* Given task *
Give the material again in full, matching it exactly.

* Entries supplied *
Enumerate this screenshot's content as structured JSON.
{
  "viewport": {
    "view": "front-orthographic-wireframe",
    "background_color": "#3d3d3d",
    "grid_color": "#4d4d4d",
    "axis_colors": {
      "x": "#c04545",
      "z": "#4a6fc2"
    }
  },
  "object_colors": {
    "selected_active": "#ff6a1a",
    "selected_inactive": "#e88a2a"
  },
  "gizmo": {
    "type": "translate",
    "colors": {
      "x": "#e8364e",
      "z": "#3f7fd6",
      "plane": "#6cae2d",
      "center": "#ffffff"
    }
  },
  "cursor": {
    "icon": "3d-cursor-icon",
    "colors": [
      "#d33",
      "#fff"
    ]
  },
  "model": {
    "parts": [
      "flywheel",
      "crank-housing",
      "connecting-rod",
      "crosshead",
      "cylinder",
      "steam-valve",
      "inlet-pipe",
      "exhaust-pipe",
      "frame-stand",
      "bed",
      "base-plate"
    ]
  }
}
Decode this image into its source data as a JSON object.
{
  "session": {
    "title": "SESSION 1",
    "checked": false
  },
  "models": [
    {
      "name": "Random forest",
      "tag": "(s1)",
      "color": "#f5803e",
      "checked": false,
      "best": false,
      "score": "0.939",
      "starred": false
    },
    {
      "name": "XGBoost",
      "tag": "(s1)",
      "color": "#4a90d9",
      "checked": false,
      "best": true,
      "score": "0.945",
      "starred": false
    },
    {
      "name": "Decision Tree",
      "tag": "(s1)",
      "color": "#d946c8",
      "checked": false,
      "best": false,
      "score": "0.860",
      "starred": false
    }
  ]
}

* Exercise output *
Enumerate this screenshot's content as structured JSON.
{
  "viewport": {
    "view": "front-orthographic-wireframe",
    "background_color": "#3d3d3d",
    "grid_color": "#4d4d4d",
    "axis_colors": {
      "x": "#c04545",
      "z": "#4a6fc2"
    }
  },
  "object_colors": {
    "selected_active": "#ff6a1a",
    "selected_inactive": "#e88a2a"
  },
  "gizmo": {
    "type": "translate",
    "colors": {
      "x": "#e8364e",
      "z": "#3f7fd6",
      "plane": "#6cae2d",
      "center": "#ffffff"
    }
  },
  "cursor": {
    "icon": "3d-cursor-icon",
    "colors": [
      "#d33",
      "#fff"
    ]
  },
  "model": {
    "parts": [
      "flywheel",
      "crank-housing",
      "connecting-rod",
      "crosshead",
      "cylinder",
      "steam-valve",
      "inlet-pipe",
      "exhaust-pipe",
      "frame-stand",
      "bed",
      "base-plate"
    ]
  }
}
Decode this image into its source data as a JSON object.
{
  "session": {
    "title": "SESSION 1",
    "checked": false
  },
  "models": [
    {
      "name": "Random forest",
      "tag": "(s1)",
      "color": "#f5803e",
      "checked": false,
      "best": false,
      "score": "0.939",
      "starred": false
    },
    {
      "name": "XGBoost",
      "tag": "(s1)",
      "color": "#4a90d9",
      "checked": false,
      "best": true,
      "score": "0.945",
      "starred": false
    },
    {
      "name": "Decision Tree",
      "tag": "(s1)",
      "color": "#d946c8",
      "checked": false,
      "best": false,
      "score": "0.860",
      "starred": false
    }
  ]
}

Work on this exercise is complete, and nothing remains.